>> BEGIN GIVEN DATA
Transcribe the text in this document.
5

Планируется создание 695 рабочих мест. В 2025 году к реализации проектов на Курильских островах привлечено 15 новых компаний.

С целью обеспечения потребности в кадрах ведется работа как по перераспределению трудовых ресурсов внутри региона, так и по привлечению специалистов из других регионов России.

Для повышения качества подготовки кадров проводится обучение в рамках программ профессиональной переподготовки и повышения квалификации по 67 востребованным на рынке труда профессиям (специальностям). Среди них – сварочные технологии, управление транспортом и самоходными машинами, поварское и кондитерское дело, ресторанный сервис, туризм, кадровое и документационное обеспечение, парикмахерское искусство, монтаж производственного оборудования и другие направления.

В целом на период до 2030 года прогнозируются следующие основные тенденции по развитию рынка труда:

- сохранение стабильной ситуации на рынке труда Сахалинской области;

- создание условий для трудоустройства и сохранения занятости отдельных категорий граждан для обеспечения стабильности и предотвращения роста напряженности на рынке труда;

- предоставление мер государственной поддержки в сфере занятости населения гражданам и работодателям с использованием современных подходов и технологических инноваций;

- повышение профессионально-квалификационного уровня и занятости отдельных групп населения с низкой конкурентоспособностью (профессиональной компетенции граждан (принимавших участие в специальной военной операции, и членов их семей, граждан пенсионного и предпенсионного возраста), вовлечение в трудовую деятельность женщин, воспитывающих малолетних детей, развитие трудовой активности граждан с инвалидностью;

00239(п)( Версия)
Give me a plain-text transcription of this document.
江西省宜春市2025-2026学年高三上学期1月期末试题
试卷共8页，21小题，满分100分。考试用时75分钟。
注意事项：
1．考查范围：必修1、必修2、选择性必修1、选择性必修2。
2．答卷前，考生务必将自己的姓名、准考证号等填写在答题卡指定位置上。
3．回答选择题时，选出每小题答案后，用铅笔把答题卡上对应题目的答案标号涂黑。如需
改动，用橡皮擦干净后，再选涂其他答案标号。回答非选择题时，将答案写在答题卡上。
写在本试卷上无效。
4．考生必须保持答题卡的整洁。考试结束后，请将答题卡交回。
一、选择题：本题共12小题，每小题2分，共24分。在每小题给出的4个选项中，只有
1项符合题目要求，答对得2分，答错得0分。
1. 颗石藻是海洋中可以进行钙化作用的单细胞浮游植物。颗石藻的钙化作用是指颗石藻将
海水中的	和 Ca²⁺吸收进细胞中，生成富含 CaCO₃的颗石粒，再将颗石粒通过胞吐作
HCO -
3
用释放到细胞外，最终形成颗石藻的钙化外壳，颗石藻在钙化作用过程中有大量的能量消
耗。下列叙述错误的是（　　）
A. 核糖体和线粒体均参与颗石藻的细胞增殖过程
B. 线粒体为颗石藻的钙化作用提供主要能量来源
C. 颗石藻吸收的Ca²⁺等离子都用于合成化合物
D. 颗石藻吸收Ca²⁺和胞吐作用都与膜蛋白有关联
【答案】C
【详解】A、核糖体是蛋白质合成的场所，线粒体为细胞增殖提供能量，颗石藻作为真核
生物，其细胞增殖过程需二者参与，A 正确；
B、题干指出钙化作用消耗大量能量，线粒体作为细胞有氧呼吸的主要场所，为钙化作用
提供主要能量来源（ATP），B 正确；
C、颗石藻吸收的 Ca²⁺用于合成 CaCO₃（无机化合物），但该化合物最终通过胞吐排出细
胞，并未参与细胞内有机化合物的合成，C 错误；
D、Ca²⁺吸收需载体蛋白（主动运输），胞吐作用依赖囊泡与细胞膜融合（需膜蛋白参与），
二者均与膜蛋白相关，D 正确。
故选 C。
>> END GIVEN DATA
AIM: Take the line with "Give me a plain-text" and all lines after it to the last line, and reproduce them exactly.

ANSWER IN FULL:
Give me a plain-text transcription of this document.
江西省宜春市2025-2026学年高三上学期1月期末试题
试卷共8页，21小题，满分100分。考试用时75分钟。
注意事项：
1．考查范围：必修1、必修2、选择性必修1、选择性必修2。
2．答卷前，考生务必将自己的姓名、准考证号等填写在答题卡指定位置上。
3．回答选择题时，选出每小题答案后，用铅笔把答题卡上对应题目的答案标号涂黑。如需
改动，用橡皮擦干净后，再选涂其他答案标号。回答非选择题时，将答案写在答题卡上。
写在本试卷上无效。
4．考生必须保持答题卡的整洁。考试结束后，请将答题卡交回。
一、选择题：本题共12小题，每小题2分，共24分。在每小题给出的4个选项中，只有
1项符合题目要求，答对得2分，答错得0分。
1. 颗石藻是海洋中可以进行钙化作用的单细胞浮游植物。颗石藻的钙化作用是指颗石藻将
海水中的	和 Ca²⁺吸收进细胞中，生成富含 CaCO₃的颗石粒，再将颗石粒通过胞吐作
HCO -
3
用释放到细胞外，最终形成颗石藻的钙化外壳，颗石藻在钙化作用过程中有大量的能量消
耗。下列叙述错误的是（　　）
A. 核糖体和线粒体均参与颗石藻的细胞增殖过程
B. 线粒体为颗石藻的钙化作用提供主要能量来源
C. 颗石藻吸收的Ca²⁺等离子都用于合成化合物
D. 颗石藻吸收Ca²⁺和胞吐作用都与膜蛋白有关联
【答案】C
【详解】A、核糖体是蛋白质合成的场所，线粒体为细胞增殖提供能量，颗石藻作为真核
生物，其细胞增殖过程需二者参与，A 正确；
B、题干指出钙化作用消耗大量能量，线粒体作为细胞有氧呼吸的主要场所，为钙化作用
提供主要能量来源（ATP），B 正确；
C、颗石藻吸收的 Ca²⁺用于合成 CaCO₃（无机化合物），但该化合物最终通过胞吐排出细
胞，并未参与细胞内有机化合物的合成，C 错误；
D、Ca²⁺吸收需载体蛋白（主动运输），胞吐作用依赖囊泡与细胞膜融合（需膜蛋白参与），
二者均与膜蛋白相关，D 正确。
故选 C。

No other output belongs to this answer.